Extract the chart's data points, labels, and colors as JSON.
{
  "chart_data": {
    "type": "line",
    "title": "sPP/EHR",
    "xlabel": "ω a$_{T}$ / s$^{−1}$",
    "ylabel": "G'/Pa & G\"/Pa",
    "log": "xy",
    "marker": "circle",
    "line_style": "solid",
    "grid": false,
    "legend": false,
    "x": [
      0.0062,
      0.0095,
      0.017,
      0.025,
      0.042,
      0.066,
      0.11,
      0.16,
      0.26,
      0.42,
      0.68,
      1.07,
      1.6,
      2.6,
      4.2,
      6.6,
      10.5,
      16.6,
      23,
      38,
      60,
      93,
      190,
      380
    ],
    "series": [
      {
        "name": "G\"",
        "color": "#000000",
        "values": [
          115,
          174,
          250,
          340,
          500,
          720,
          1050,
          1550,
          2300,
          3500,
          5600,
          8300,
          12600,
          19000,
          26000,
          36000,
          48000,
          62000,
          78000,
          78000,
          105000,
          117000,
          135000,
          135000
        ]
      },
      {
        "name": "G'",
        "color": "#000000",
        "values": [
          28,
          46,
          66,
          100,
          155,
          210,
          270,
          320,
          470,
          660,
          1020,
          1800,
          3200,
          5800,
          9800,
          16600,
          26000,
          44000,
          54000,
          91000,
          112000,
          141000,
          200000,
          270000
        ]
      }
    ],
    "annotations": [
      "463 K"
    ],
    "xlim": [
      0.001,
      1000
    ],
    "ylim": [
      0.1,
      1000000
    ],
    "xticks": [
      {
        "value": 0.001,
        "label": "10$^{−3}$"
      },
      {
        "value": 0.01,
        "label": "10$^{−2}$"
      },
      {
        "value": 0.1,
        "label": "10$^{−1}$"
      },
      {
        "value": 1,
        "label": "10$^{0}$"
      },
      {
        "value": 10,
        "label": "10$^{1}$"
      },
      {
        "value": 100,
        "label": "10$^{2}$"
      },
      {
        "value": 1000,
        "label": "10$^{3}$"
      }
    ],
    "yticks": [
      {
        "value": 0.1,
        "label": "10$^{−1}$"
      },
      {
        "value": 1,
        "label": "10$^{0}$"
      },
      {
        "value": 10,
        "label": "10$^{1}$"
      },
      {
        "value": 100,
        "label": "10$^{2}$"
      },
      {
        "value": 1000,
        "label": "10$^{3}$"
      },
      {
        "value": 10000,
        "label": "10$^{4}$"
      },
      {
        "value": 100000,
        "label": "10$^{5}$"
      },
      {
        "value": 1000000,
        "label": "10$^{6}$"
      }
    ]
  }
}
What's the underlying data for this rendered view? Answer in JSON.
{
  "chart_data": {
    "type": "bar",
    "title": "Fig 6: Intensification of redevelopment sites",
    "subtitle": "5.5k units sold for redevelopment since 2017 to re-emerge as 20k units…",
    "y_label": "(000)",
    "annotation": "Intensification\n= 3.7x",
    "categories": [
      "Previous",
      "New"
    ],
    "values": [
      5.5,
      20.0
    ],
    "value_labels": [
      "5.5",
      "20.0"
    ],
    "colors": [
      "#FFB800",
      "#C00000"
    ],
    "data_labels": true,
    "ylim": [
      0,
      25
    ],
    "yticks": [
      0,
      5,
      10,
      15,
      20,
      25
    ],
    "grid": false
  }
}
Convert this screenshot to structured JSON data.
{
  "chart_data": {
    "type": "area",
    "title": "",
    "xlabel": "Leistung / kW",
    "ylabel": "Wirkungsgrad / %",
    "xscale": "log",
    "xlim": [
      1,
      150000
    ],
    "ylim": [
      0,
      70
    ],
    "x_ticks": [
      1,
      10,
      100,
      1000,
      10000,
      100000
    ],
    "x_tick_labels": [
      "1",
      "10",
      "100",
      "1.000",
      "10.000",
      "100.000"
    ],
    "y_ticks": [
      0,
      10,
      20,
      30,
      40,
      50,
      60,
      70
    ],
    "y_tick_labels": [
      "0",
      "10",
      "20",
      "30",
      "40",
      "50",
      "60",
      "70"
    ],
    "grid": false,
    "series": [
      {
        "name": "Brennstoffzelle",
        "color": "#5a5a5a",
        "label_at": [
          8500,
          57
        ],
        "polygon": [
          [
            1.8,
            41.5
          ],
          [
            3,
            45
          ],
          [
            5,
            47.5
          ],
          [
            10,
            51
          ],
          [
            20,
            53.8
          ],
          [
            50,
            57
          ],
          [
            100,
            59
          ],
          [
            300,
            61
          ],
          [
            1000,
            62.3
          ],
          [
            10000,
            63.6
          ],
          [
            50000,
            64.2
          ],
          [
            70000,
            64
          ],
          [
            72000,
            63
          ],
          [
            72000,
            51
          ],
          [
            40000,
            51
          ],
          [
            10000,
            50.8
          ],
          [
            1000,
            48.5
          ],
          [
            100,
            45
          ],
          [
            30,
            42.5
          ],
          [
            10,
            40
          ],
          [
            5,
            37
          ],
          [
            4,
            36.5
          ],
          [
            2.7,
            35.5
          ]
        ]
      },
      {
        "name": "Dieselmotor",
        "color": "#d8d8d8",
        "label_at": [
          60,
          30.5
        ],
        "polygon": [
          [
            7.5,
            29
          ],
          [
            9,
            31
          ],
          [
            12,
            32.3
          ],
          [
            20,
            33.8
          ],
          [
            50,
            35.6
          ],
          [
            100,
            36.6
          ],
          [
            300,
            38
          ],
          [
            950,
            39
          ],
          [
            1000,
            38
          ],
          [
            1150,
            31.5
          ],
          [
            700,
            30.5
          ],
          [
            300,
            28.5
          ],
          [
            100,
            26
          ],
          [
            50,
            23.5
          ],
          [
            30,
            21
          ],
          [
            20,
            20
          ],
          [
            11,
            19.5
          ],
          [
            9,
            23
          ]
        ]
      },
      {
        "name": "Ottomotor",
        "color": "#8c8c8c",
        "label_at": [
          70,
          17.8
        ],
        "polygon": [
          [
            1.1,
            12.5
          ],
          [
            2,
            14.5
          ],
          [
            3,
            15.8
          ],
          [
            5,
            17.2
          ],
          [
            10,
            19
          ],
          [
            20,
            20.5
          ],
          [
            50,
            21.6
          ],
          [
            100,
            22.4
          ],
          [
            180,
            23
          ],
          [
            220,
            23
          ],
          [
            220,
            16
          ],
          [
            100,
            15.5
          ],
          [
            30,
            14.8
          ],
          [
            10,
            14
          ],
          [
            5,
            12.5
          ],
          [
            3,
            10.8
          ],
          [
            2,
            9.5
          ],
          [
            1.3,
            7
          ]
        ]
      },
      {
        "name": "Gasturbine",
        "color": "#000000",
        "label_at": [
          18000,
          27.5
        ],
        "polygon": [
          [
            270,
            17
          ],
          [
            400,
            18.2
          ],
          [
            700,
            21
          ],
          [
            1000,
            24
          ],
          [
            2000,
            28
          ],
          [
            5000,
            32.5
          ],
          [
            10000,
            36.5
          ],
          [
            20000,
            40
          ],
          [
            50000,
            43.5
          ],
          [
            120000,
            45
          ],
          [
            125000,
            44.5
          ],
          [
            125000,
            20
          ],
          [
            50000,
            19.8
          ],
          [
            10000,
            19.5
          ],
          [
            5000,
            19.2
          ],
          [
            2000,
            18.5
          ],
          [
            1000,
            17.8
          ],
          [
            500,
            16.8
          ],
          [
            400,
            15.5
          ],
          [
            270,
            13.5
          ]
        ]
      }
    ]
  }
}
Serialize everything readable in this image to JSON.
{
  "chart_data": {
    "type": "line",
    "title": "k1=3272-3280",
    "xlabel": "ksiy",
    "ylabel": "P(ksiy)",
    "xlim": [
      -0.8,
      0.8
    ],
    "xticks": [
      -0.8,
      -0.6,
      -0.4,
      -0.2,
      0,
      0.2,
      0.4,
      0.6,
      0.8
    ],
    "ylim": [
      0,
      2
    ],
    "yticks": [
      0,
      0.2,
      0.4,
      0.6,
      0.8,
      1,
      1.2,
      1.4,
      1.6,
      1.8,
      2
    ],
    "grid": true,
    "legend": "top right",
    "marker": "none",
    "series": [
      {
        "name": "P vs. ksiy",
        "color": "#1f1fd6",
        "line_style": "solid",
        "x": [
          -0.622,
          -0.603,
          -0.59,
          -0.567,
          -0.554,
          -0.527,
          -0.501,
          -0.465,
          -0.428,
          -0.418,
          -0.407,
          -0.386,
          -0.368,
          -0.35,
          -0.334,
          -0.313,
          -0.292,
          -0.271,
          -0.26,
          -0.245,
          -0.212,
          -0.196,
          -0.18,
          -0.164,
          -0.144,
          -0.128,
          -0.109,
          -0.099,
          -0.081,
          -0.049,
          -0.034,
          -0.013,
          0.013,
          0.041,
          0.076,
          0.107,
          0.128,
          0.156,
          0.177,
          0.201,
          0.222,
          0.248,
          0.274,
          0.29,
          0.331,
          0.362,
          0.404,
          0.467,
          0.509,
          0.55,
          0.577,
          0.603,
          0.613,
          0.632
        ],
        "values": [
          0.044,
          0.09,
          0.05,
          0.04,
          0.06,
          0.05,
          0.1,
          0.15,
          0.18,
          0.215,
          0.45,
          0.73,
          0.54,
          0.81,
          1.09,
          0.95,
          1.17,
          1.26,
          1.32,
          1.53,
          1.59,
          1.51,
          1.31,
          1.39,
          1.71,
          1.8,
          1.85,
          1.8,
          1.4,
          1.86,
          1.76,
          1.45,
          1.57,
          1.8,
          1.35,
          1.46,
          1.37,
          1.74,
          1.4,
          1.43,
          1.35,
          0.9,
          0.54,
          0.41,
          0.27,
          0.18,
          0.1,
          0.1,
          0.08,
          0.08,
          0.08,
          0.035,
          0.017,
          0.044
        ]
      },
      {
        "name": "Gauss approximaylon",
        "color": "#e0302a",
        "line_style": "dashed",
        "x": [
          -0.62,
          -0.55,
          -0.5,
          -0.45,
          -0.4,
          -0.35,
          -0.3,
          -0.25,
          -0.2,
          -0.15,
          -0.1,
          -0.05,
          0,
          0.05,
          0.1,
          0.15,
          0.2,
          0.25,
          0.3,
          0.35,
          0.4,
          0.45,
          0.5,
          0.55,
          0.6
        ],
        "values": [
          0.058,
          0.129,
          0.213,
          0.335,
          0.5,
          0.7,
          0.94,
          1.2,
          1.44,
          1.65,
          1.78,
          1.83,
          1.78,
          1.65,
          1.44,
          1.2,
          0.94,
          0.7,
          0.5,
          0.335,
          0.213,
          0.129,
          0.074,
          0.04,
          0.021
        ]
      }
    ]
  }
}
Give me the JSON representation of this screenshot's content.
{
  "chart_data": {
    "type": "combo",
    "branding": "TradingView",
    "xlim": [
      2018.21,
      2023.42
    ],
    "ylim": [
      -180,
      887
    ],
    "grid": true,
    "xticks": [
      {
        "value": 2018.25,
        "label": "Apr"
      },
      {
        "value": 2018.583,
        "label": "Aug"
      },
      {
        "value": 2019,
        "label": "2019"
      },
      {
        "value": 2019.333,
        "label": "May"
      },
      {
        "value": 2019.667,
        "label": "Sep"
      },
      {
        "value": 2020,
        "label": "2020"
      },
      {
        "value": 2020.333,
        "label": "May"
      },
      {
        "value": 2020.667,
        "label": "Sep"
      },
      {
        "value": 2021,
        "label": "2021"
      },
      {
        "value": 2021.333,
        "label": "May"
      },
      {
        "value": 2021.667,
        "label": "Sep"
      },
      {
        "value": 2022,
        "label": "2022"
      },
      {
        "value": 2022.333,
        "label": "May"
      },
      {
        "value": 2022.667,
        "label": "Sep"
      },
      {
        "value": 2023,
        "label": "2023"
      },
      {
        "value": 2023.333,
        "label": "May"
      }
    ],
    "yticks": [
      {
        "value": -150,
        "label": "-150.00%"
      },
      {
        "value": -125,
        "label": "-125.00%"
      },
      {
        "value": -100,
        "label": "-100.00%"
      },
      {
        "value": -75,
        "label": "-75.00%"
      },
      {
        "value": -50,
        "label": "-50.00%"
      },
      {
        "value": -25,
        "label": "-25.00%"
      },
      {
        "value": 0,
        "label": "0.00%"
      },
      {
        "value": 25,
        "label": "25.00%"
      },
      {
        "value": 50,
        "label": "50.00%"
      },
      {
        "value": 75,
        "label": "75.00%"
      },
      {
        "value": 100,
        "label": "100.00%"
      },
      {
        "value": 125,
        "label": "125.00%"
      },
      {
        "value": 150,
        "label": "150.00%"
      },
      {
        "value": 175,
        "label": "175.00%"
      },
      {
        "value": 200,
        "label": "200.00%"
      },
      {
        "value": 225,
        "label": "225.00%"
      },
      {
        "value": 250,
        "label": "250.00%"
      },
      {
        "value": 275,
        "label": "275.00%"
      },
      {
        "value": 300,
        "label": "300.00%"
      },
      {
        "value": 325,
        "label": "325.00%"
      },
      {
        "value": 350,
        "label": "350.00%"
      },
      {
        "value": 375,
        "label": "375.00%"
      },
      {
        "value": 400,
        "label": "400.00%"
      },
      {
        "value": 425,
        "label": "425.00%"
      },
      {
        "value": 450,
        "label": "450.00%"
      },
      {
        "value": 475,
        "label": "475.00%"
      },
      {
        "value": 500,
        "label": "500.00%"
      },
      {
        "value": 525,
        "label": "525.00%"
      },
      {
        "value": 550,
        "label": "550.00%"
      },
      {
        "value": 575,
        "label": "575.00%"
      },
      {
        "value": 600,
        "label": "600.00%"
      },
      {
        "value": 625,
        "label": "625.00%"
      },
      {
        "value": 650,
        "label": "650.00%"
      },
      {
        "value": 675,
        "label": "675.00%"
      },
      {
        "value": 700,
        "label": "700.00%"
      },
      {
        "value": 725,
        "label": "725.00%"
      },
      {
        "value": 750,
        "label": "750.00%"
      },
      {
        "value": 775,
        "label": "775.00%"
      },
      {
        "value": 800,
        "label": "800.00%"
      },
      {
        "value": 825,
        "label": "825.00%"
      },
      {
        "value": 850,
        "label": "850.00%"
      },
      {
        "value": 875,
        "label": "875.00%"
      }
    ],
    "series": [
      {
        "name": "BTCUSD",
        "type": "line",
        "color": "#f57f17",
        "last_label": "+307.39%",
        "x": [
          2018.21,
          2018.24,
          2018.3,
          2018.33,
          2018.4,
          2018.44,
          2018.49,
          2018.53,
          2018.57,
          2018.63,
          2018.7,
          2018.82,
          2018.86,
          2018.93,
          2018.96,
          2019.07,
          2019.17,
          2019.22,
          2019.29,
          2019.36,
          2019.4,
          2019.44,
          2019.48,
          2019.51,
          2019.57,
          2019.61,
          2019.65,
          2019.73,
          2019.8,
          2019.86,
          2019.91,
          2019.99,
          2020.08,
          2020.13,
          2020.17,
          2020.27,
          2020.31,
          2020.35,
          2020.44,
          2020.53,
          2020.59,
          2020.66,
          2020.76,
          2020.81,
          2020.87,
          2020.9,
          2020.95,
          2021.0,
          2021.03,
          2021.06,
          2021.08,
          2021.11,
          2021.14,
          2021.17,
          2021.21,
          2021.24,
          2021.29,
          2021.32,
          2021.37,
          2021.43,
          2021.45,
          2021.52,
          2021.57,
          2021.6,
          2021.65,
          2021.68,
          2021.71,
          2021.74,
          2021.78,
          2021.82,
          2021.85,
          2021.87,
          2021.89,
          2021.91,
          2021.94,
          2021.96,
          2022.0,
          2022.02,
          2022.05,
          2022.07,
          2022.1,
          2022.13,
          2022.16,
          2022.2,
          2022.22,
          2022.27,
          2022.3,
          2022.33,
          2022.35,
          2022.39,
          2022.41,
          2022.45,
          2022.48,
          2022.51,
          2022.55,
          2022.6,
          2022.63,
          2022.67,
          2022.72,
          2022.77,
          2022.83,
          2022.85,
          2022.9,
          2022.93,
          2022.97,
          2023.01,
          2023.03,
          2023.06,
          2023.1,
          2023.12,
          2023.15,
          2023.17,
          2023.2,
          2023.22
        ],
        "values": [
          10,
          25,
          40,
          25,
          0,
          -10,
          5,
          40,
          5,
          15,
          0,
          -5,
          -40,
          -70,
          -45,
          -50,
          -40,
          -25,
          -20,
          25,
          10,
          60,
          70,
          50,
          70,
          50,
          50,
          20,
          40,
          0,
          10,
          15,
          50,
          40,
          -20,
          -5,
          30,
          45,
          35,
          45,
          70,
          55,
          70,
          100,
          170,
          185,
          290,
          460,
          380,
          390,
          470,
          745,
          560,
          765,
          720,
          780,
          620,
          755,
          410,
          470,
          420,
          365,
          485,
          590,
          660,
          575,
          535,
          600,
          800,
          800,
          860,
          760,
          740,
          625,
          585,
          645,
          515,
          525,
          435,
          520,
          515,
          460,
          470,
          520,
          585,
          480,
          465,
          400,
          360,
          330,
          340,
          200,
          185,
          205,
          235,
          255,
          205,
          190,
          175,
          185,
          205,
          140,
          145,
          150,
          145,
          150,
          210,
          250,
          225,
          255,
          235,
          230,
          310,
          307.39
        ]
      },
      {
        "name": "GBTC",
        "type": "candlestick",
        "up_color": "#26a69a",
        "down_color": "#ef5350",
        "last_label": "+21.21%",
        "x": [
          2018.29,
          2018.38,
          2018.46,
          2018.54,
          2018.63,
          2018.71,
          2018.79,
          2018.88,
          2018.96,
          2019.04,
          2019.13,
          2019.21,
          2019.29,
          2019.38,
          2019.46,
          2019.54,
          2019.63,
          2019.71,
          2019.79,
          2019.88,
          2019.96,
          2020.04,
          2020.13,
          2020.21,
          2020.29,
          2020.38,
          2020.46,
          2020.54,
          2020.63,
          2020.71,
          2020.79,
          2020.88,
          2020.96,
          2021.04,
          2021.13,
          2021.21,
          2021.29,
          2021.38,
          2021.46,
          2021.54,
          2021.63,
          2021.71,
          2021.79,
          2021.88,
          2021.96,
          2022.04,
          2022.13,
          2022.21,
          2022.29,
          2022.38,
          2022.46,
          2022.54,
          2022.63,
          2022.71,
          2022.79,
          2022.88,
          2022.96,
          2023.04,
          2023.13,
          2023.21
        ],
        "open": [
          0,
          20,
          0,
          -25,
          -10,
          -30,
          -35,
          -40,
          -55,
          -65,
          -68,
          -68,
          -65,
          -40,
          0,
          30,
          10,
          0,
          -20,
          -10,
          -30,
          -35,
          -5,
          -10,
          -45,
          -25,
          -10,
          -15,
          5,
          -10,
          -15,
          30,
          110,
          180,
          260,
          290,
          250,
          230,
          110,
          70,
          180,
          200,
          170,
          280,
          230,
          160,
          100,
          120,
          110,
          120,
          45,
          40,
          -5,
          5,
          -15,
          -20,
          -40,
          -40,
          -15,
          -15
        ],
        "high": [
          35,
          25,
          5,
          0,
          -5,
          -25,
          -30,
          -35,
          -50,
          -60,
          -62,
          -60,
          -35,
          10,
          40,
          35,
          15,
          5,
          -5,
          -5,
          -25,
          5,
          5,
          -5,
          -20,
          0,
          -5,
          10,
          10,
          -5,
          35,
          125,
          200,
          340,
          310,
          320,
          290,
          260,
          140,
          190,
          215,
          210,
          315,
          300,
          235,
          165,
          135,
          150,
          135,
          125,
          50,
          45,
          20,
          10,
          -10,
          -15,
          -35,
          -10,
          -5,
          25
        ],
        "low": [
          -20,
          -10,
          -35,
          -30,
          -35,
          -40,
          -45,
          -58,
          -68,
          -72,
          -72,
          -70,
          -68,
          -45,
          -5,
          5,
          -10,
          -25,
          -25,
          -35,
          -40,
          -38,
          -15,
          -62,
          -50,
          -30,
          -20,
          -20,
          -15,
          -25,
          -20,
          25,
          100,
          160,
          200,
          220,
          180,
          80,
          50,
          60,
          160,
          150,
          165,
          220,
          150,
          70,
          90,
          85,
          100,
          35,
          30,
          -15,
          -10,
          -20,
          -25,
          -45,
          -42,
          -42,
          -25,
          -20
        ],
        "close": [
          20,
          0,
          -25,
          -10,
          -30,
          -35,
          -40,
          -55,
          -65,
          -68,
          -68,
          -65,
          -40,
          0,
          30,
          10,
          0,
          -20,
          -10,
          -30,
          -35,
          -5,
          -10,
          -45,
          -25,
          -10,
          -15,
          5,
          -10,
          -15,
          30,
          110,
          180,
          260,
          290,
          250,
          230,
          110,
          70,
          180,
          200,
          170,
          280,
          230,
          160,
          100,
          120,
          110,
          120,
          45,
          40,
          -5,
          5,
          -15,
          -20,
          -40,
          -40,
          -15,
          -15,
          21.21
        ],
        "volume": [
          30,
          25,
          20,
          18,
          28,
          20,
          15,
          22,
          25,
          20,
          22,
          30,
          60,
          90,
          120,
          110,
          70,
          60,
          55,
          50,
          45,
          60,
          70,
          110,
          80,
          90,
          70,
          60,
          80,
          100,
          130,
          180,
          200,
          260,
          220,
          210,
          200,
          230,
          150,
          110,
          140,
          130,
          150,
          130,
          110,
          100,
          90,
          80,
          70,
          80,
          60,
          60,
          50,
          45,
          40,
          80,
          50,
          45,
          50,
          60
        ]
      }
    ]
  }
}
==*==
GIVEN TASK >>
Where a line holds the string "type", copy that line.

SOLUTION TO THIS PROBLEM >>
    "type": "line",
    "type": "bar",
    "type": "area",
    "type": "line",
    "type": "combo",
        "type": "line",
        "type": "candlestick",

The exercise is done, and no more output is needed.